## Objective
Using the entries that follow, collect the lines where the word "title" appears.

## Extracted data entries
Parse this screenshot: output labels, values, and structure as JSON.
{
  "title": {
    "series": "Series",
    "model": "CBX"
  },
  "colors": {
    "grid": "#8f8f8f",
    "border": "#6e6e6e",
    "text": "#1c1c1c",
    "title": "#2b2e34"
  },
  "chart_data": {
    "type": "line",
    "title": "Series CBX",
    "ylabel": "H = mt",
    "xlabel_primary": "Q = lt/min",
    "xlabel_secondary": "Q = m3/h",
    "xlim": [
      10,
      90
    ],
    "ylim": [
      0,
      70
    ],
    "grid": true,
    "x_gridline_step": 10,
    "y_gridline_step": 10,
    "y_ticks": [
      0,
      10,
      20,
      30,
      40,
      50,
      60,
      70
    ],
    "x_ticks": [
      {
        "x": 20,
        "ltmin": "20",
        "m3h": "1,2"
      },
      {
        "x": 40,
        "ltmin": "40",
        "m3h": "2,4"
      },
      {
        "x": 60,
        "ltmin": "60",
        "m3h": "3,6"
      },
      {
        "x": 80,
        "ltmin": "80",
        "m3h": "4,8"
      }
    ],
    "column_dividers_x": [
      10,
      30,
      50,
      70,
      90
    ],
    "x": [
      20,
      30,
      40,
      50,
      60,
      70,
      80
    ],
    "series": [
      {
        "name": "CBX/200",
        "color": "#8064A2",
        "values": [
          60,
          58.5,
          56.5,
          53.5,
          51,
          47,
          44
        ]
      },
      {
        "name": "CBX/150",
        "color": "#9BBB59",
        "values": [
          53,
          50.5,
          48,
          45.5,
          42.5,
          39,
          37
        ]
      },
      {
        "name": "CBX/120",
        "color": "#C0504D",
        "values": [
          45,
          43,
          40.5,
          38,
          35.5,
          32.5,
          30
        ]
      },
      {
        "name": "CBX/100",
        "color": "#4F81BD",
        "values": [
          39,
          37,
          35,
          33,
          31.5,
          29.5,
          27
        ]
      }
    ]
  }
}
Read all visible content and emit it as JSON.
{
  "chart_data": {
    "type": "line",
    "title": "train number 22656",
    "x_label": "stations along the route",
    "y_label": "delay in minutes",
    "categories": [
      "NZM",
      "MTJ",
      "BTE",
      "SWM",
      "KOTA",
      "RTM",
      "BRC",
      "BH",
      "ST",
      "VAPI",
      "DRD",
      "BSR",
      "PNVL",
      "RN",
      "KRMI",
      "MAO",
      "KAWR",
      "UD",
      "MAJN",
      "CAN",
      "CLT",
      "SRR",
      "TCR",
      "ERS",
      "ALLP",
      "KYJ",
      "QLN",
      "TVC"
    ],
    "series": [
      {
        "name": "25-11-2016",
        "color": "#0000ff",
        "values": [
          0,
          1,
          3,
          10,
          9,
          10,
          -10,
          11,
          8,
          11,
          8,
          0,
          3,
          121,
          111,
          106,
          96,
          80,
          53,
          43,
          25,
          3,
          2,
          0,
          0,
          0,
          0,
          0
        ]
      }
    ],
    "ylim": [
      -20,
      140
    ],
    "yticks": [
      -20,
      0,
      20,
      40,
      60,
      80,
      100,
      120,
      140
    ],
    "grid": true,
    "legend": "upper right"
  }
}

## Problem solution
  "title": {
    "title": "#2b2e34"
    "title": "Series CBX",
    "title": "train number 22656",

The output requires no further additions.